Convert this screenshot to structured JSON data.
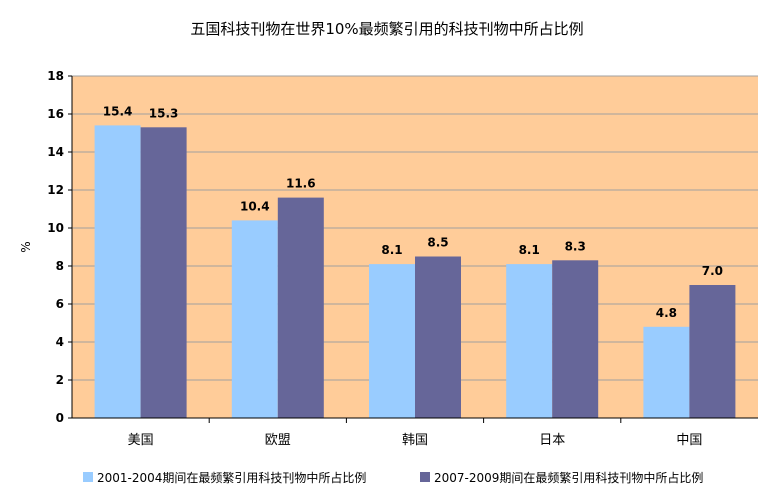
{
  "chart_data": {
    "type": "bar",
    "title": "五国科技刊物在世界10%最频繁引用的科技刊物中所占比例",
    "ylabel": "%",
    "xlabel": "",
    "ylim": [
      0,
      18
    ],
    "yticks": [
      "0",
      "2",
      "4",
      "6",
      "8",
      "10",
      "12",
      "14",
      "16",
      "18"
    ],
    "grid": true,
    "legend_position": "bottom",
    "categories": [
      "美国",
      "欧盟",
      "韩国",
      "日本",
      "中国"
    ],
    "series": [
      {
        "name": "2001-2004期间在最频繁引用科技刊物中所占比例",
        "values": [
          15.4,
          10.4,
          8.1,
          8.1,
          4.8
        ],
        "labels": [
          "15.4",
          "10.4",
          "8.1",
          "8.1",
          "4.8"
        ],
        "color": "#99ccff"
      },
      {
        "name": "2007-2009期间在最频繁引用科技刊物中所占比例",
        "values": [
          15.3,
          11.6,
          8.5,
          8.3,
          7.0
        ],
        "labels": [
          "15.3",
          "11.6",
          "8.5",
          "8.3",
          "7.0"
        ],
        "color": "#666699"
      }
    ],
    "plot_background": "#ffcc99"
  }
}
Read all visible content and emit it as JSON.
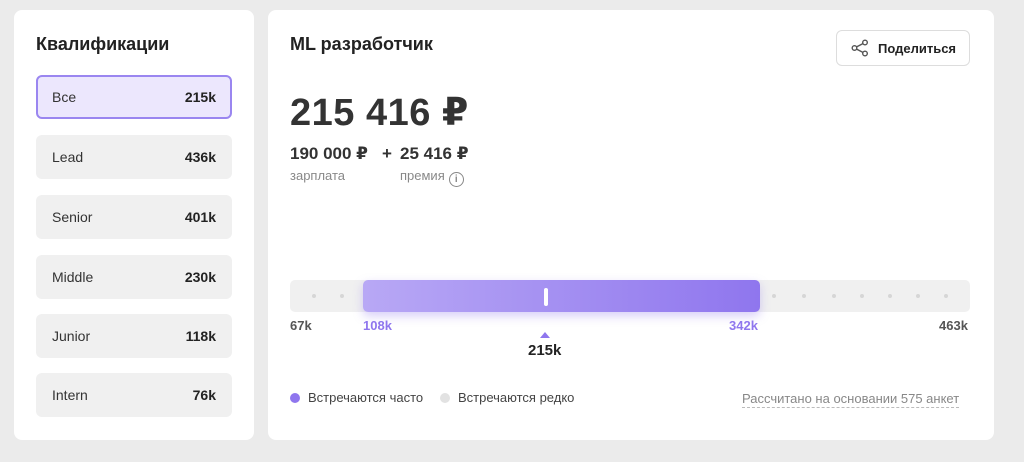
{
  "sidebar": {
    "title": "Квалификации",
    "items": [
      {
        "label": "Все",
        "value": "215k",
        "active": true
      },
      {
        "label": "Lead",
        "value": "436k"
      },
      {
        "label": "Senior",
        "value": "401k"
      },
      {
        "label": "Middle",
        "value": "230k"
      },
      {
        "label": "Junior",
        "value": "118k"
      },
      {
        "label": "Intern",
        "value": "76k"
      }
    ]
  },
  "main": {
    "title": "ML разработчик",
    "share_label": "Поделиться",
    "total": "215 416 ₽",
    "salary_value": "190 000 ₽",
    "salary_label": "зарплата",
    "plus": "+",
    "bonus_value": "25 416 ₽",
    "bonus_label": "премия",
    "range": {
      "min_label": "67k",
      "low_label": "108k",
      "high_label": "342k",
      "max_label": "463k",
      "median_label": "215k"
    },
    "legend": {
      "frequent": "Встречаются часто",
      "rare": "Встречаются редко",
      "frequent_color": "#8f76ee",
      "rare_color": "#e2e2e2"
    },
    "basis_text": "Рассчитано на основании 575 анкет"
  }
}
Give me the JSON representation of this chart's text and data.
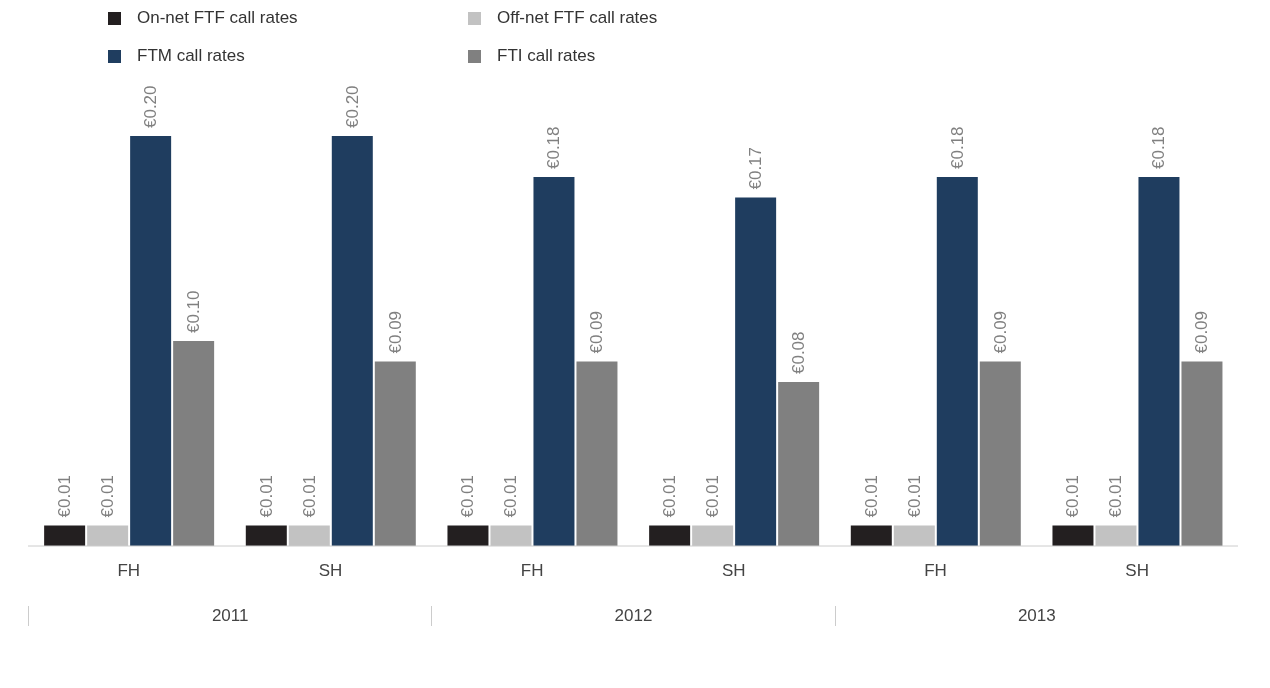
{
  "chart_data": {
    "type": "bar",
    "categories": [
      "FH",
      "SH",
      "FH",
      "SH",
      "FH",
      "SH"
    ],
    "series": [
      {
        "name": "On-net FTF call rates",
        "color": "#231f20",
        "values": [
          0.01,
          0.01,
          0.01,
          0.01,
          0.01,
          0.01
        ],
        "value_labels": [
          "€0.01",
          "€0.01",
          "€0.01",
          "€0.01",
          "€0.01",
          "€0.01"
        ]
      },
      {
        "name": "Off-net FTF call rates",
        "color": "#c2c2c2",
        "values": [
          0.01,
          0.01,
          0.01,
          0.01,
          0.01,
          0.01
        ],
        "value_labels": [
          "€0.01",
          "€0.01",
          "€0.01",
          "€0.01",
          "€0.01",
          "€0.01"
        ]
      },
      {
        "name": "FTM call rates",
        "color": "#1f3d5f",
        "values": [
          0.2,
          0.2,
          0.18,
          0.17,
          0.18,
          0.18
        ],
        "value_labels": [
          "€0.20",
          "€0.20",
          "€0.18",
          "€0.17",
          "€0.18",
          "€0.18"
        ]
      },
      {
        "name": "FTI call rates",
        "color": "#808080",
        "values": [
          0.1,
          0.09,
          0.09,
          0.08,
          0.09,
          0.09
        ],
        "value_labels": [
          "€0.10",
          "€0.09",
          "€0.09",
          "€0.08",
          "€0.09",
          "€0.09"
        ]
      }
    ],
    "annotations": [
      "2011",
      "2012",
      "2013"
    ],
    "legend": "top left"
  }
}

--- --- ---

Request:
Quote the data above in full, leaving out the pictures it holds.

Exercise result:
Convert this screenshot to structured JSON data.
{
  "chart_data": {
    "type": "bar",
    "title": "五国科技刊物在世界10%最频繁引用的科技刊物中所占比例",
    "ylabel": "%",
    "xlabel": "",
    "ylim": [
      0,
      18
    ],
    "yticks": [
      "0",
      "2",
      "4",
      "6",
      "8",
      "10",
      "12",
      "14",
      "16",
      "18"
    ],
    "grid": true,
    "legend_position": "bottom",
    "categories": [
      "美国",
      "欧盟",
      "韩国",
      "日本",
      "中国"
    ],
    "series": [
      {
        "name": "2001-2004期间在最频繁引用科技刊物中所占比例",
        "values": [
          15.4,
          10.4,
          8.1,
          8.1,
          4.8
        ],
        "labels": [
          "15.4",
          "10.4",
          "8.1",
          "8.1",
          "4.8"
        ],
        "color": "#99ccff"
      },
      {
        "name": "2007-2009期间在最频繁引用科技刊物中所占比例",
        "values": [
          15.3,
          11.6,
          8.5,
          8.3,
          7.0
        ],
        "labels": [
          "15.3",
          "11.6",
          "8.5",
          "8.3",
          "7.0"
        ],
        "color": "#666699"
      }
    ],
    "plot_background": "#ffcc99"
  }
}
Read all visible content and emit it as JSON.
{
  "sidebar": {
    "title": "Квалификации",
    "items": [
      {
        "label": "Все",
        "value": "215k",
        "active": true
      },
      {
        "label": "Lead",
        "value": "436k"
      },
      {
        "label": "Senior",
        "value": "401k"
      },
      {
        "label": "Middle",
        "value": "230k"
      },
      {
        "label": "Junior",
        "value": "118k"
      },
      {
        "label": "Intern",
        "value": "76k"
      }
    ]
  },
  "main": {
    "title": "ML разработчик",
    "share_label": "Поделиться",
    "total": "215 416 ₽",
    "salary_value": "190 000 ₽",
    "salary_label": "зарплата",
    "plus": "+",
    "bonus_value": "25 416 ₽",
    "bonus_label": "премия",
    "range": {
      "min_label": "67k",
      "low_label": "108k",
      "high_label": "342k",
      "max_label": "463k",
      "median_label": "215k"
    },
    "legend": {
      "frequent": "Встречаются часто",
      "rare": "Встречаются редко",
      "frequent_color": "#8f76ee",
      "rare_color": "#e2e2e2"
    },
    "basis_text": "Рассчитано на основании 575 анкет"
  }
}
Give me the JSON representation of this chart's text and data.
{
  "chart_data": {
    "type": "bar",
    "categories": [
      "FH",
      "SH",
      "FH",
      "SH",
      "FH",
      "SH"
    ],
    "series": [
      {
        "name": "On-net FTF call rates",
        "color": "#231f20",
        "values": [
          0.01,
          0.01,
          0.01,
          0.01,
          0.01,
          0.01
        ],
        "value_labels": [
          "€0.01",
          "€0.01",
          "€0.01",
          "€0.01",
          "€0.01",
          "€0.01"
        ]
      },
      {
        "name": "Off-net FTF call rates",
        "color": "#c2c2c2",
        "values": [
          0.01,
          0.01,
          0.01,
          0.01,
          0.01,
          0.01
        ],
        "value_labels": [
          "€0.01",
          "€0.01",
          "€0.01",
          "€0.01",
          "€0.01",
          "€0.01"
        ]
      },
      {
        "name": "FTM call rates",
        "color": "#1f3d5f",
        "values": [
          0.2,
          0.2,
          0.18,
          0.17,
          0.18,
          0.18
        ],
        "value_labels": [
          "€0.20",
          "€0.20",
          "€0.18",
          "€0.17",
          "€0.18",
          "€0.18"
        ]
      },
      {
        "name": "FTI call rates",
        "color": "#808080",
        "values": [
          0.1,
          0.09,
          0.09,
          0.08,
          0.09,
          0.09
        ],
        "value_labels": [
          "€0.10",
          "€0.09",
          "€0.09",
          "€0.08",
          "€0.09",
          "€0.09"
        ]
      }
    ],
    "annotations": [
      "2011",
      "2012",
      "2013"
    ],
    "legend": "top left"
  }
}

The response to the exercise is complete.